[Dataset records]
* * * *

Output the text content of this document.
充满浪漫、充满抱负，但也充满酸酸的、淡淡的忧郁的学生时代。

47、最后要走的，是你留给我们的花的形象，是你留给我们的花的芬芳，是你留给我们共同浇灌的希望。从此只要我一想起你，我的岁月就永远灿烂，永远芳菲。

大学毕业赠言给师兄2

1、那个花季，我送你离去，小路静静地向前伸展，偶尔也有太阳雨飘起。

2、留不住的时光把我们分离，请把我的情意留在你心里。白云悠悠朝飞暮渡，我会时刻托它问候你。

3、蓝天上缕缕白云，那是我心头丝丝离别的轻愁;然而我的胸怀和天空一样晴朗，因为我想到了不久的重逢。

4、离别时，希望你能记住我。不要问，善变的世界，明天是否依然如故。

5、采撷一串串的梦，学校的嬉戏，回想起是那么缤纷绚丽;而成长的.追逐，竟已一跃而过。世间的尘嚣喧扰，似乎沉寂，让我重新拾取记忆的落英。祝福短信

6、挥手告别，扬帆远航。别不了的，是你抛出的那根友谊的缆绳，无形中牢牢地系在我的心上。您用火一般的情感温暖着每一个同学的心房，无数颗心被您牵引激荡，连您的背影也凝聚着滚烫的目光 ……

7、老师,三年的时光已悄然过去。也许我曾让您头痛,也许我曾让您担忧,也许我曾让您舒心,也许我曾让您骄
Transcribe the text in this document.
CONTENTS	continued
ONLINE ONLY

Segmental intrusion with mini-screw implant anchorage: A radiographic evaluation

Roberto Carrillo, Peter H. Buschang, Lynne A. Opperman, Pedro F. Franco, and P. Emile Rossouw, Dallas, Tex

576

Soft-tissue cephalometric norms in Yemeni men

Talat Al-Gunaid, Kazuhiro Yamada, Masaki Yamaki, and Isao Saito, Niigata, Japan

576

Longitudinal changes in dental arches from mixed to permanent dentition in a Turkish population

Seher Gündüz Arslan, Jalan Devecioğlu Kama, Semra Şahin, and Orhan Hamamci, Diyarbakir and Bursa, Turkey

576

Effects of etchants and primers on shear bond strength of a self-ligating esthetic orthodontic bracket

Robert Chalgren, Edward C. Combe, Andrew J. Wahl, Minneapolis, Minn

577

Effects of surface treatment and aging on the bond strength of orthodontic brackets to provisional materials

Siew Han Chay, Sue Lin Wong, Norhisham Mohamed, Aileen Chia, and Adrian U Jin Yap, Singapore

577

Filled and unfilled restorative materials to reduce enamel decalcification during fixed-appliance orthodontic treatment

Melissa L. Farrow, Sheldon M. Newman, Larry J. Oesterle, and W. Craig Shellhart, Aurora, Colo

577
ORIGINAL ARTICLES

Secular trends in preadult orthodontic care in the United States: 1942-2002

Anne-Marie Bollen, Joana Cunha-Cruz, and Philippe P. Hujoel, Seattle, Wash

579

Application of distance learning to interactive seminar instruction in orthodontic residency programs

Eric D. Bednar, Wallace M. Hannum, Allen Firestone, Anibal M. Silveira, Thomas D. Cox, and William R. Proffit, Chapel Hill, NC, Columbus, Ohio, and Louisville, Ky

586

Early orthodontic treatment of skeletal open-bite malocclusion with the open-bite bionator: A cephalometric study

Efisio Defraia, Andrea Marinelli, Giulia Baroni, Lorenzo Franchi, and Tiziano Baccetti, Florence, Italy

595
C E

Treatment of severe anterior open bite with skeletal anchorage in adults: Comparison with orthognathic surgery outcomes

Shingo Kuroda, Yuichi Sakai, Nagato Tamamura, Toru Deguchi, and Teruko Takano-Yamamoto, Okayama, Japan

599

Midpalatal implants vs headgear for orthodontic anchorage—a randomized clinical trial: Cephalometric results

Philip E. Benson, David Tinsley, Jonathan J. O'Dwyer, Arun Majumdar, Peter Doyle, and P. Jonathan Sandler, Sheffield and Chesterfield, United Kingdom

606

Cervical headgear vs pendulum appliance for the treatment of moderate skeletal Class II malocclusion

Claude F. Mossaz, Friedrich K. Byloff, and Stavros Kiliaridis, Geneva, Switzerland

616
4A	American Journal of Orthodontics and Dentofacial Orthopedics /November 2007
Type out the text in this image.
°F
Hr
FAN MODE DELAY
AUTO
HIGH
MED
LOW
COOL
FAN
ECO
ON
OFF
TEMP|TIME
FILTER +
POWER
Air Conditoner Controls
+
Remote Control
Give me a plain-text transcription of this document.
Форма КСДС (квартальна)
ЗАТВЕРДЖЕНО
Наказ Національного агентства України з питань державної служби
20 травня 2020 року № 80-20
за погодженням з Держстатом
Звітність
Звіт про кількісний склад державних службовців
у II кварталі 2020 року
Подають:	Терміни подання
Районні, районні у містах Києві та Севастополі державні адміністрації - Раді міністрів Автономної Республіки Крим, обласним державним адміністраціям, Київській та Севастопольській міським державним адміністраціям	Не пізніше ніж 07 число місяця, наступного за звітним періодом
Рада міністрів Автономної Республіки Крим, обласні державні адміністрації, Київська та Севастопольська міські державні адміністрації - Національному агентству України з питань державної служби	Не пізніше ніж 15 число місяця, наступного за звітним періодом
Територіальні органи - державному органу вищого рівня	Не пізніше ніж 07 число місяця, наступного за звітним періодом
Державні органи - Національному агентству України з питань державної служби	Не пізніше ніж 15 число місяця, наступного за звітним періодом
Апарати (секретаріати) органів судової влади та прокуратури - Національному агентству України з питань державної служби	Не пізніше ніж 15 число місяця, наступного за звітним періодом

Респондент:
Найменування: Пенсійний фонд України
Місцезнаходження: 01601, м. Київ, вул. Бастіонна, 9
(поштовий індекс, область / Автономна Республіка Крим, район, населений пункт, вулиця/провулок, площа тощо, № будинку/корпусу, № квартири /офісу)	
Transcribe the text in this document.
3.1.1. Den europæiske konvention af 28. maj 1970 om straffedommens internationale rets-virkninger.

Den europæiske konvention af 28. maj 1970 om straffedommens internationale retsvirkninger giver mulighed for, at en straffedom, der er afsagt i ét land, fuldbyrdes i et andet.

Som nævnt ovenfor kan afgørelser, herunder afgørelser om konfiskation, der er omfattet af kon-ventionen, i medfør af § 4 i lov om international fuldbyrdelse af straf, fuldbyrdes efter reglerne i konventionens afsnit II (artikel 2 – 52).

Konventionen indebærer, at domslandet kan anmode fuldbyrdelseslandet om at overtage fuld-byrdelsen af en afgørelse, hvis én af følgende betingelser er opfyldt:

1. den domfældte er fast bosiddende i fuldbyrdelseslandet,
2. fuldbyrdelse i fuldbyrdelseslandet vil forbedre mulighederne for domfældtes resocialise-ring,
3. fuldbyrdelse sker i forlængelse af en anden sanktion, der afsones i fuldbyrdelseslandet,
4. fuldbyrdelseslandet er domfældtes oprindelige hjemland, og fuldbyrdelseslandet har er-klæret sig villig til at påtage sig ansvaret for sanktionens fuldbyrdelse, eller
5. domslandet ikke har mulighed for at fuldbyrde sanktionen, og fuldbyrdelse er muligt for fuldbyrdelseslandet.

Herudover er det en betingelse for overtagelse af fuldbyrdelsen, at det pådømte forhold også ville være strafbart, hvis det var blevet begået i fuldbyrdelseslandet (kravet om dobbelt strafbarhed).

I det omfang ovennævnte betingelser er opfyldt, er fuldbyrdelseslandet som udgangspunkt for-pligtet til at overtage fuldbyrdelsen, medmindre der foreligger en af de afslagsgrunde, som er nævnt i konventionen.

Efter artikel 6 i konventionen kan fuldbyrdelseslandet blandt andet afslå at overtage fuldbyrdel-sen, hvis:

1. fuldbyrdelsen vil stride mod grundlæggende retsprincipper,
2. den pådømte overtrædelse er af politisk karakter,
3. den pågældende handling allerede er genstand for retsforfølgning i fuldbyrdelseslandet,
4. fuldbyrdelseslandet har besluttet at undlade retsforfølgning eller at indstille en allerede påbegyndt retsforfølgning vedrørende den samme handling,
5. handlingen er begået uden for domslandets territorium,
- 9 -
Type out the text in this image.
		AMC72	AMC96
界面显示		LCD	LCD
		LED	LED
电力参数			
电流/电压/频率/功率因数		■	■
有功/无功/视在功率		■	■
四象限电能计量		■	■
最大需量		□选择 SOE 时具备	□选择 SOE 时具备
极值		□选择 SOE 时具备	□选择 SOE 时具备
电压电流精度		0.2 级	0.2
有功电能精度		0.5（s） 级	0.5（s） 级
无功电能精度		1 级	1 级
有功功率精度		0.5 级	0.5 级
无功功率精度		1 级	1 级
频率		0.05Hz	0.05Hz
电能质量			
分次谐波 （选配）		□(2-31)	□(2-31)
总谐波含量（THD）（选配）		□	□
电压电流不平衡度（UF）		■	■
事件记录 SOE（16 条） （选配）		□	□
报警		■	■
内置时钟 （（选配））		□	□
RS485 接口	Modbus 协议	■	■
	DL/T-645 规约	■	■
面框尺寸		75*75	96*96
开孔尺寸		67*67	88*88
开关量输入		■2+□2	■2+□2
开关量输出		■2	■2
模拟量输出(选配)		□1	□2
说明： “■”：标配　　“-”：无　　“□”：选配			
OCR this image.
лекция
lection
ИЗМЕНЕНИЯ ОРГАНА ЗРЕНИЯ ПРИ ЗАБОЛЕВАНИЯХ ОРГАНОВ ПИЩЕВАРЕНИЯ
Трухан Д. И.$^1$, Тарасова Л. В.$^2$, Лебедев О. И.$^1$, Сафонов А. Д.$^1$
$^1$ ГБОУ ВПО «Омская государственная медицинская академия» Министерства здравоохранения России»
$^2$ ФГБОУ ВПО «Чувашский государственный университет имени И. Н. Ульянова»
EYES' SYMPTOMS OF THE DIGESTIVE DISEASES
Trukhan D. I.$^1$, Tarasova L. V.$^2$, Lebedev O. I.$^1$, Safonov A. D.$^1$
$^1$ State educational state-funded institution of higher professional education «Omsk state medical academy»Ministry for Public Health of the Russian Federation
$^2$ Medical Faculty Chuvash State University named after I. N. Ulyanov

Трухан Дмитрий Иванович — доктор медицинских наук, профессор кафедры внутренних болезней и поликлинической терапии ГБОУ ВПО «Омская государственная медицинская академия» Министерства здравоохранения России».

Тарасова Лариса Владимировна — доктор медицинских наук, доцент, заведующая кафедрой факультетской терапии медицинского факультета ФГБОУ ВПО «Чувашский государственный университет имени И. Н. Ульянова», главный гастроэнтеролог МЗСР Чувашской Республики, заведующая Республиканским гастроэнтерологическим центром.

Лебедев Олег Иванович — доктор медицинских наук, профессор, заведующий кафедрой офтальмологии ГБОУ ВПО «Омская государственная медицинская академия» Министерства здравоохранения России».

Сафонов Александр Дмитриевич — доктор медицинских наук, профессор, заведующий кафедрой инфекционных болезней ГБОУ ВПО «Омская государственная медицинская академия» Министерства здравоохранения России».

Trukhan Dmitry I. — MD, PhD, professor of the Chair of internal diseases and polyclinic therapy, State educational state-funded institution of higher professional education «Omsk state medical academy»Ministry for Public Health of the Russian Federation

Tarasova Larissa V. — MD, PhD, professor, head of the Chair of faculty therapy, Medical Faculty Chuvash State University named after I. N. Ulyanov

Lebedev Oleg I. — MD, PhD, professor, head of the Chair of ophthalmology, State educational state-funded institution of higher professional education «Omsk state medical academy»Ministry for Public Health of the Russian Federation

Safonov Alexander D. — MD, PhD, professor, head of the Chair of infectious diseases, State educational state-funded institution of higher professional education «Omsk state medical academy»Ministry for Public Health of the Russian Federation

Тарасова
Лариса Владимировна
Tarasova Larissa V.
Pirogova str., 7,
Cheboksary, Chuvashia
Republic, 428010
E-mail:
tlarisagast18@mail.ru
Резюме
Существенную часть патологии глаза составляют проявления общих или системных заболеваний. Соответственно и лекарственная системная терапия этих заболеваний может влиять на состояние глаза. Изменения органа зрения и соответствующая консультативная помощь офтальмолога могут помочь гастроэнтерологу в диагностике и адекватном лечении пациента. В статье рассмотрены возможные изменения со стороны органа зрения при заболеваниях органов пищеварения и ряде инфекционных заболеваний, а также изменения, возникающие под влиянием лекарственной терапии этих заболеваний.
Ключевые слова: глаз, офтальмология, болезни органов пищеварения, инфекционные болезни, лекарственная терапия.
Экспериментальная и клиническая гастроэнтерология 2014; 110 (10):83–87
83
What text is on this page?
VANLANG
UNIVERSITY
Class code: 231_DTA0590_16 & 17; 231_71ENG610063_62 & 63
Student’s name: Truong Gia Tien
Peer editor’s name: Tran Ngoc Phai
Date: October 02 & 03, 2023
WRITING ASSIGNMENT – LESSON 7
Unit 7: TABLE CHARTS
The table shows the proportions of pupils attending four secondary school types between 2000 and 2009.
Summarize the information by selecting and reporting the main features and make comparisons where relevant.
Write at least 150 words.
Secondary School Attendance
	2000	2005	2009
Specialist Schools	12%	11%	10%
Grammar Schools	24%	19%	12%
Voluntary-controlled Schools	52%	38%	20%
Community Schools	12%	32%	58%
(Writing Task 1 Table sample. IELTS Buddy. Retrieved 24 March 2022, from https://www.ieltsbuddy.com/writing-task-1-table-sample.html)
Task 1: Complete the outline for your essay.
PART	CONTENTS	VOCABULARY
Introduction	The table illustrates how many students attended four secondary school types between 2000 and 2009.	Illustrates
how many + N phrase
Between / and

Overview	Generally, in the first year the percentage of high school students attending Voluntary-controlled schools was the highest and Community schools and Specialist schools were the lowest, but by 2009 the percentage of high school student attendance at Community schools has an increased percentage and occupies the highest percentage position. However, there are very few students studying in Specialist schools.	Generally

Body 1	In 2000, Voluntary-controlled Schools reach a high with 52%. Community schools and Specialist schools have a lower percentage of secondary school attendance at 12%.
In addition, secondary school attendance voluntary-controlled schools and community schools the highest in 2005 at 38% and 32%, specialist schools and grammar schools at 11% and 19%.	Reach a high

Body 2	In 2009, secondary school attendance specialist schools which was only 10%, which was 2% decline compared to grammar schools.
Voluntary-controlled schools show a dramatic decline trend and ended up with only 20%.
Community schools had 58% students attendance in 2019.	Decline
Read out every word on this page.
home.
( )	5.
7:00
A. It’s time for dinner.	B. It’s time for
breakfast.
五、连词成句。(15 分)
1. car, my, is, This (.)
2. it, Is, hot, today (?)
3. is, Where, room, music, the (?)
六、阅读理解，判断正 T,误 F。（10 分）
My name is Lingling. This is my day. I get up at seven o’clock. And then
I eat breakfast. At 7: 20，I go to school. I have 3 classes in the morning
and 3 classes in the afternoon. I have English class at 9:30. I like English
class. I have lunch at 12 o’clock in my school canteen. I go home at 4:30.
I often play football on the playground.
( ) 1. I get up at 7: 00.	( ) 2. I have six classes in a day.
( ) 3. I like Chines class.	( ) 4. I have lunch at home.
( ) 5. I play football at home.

* * * *

_TO BE DONE:_ Select the lines that carry the string "государственная" and copy them.

_RESPONSE FOR THIS EXERCISE:_
$^1$ ГБОУ ВПО «Омская государственная медицинская академия» Министерства здравоохранения России»
Трухан Дмитрий Иванович — доктор медицинских наук, профессор кафедры внутренних болезней и поликлинической терапии ГБОУ ВПО «Омская государственная медицинская академия» Министерства здравоохранения России».
Лебедев Олег Иванович — доктор медицинских наук, профессор, заведующий кафедрой офтальмологии ГБОУ ВПО «Омская государственная медицинская академия» Министерства здравоохранения России».
Сафонов Александр Дмитриевич — доктор медицинских наук, профессор, заведующий кафедрой инфекционных болезней ГБОУ ВПО «Омская государственная медицинская академия» Министерства здравоохранения России».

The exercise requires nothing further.